CHALLENGE
Look through the material and copy each line holding "constructor".

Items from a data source
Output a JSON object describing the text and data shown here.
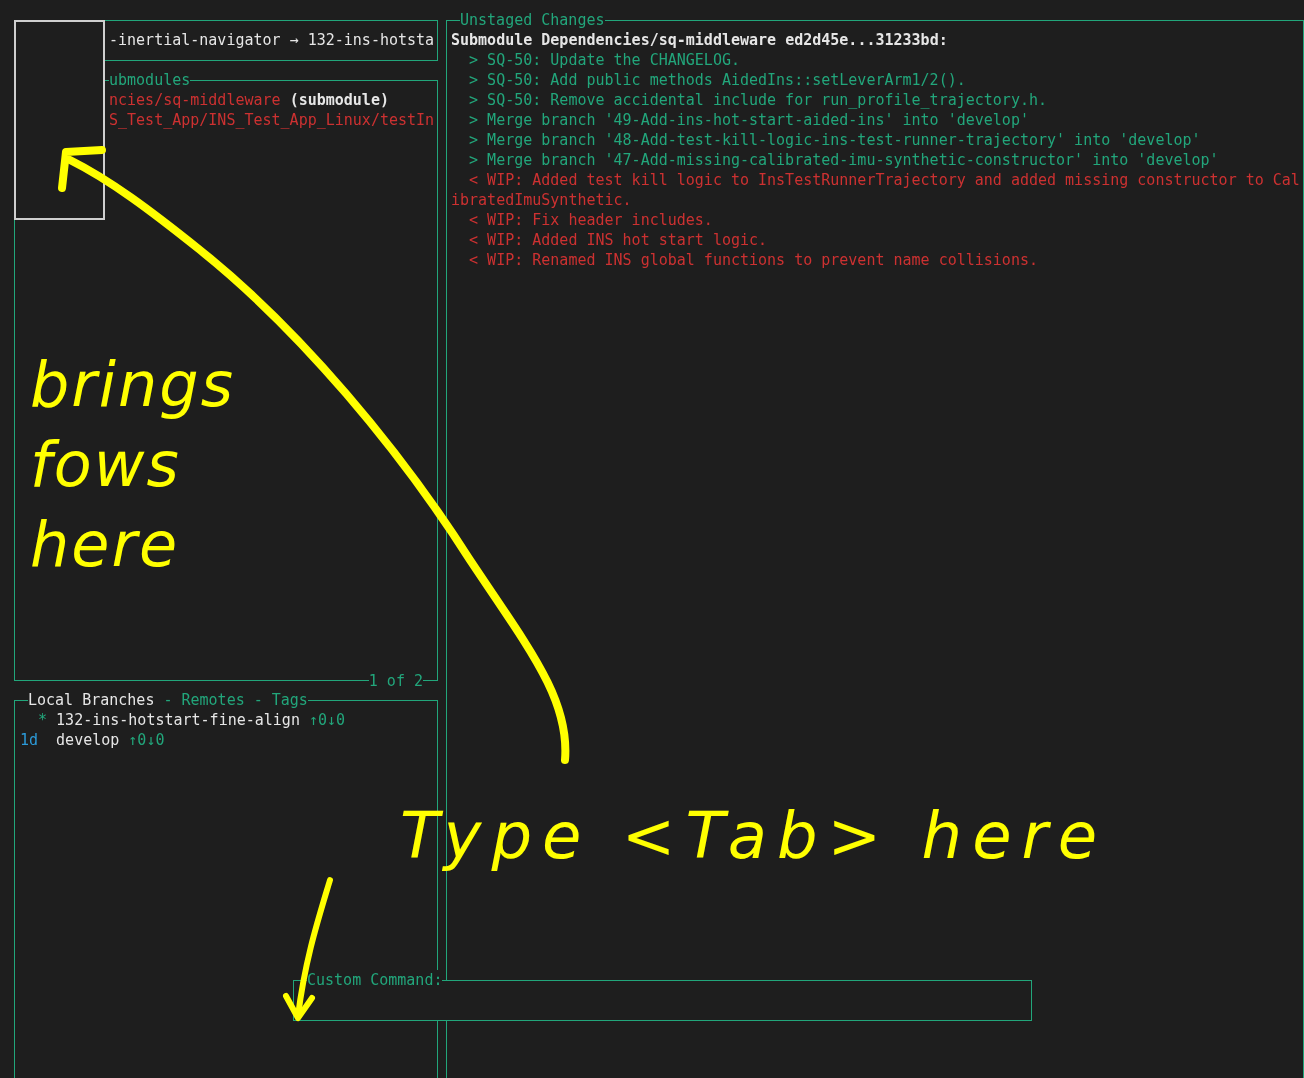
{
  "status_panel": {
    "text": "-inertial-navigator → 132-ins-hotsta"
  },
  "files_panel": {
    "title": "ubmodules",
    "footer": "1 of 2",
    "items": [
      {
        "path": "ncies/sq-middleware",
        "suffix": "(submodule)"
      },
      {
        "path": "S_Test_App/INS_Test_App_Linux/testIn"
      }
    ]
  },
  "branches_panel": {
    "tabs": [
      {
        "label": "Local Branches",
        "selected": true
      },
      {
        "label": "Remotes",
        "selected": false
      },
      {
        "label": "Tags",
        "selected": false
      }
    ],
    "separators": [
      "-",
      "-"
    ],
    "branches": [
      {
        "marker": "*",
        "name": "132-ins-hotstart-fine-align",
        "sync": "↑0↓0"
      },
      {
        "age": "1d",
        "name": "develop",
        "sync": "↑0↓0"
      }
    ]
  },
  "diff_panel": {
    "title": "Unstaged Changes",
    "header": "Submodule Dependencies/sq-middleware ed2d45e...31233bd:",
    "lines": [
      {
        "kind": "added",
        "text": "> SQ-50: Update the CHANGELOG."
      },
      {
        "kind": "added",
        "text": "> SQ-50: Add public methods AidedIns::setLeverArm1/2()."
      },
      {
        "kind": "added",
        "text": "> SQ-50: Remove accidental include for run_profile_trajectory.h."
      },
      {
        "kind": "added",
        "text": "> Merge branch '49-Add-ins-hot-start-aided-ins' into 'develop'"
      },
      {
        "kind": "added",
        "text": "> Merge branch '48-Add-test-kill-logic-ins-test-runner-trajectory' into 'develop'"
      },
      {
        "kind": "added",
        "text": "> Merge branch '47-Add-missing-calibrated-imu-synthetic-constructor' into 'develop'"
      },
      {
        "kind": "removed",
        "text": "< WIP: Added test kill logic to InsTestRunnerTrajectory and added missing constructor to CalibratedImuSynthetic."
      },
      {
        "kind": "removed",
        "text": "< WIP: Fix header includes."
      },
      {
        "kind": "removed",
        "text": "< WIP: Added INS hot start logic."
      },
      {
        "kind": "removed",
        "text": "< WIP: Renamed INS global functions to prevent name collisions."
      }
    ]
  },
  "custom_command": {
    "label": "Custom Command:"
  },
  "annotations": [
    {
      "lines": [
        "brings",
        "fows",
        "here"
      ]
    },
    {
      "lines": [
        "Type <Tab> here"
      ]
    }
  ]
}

COMPLETED EXERCISE
        "text": "> Merge branch '47-Add-missing-calibrated-imu-synthetic-constructor' into 'develop'"
        "text": "< WIP: Added test kill logic to InsTestRunnerTrajectory and added missing constructor to CalibratedImuSynthetic."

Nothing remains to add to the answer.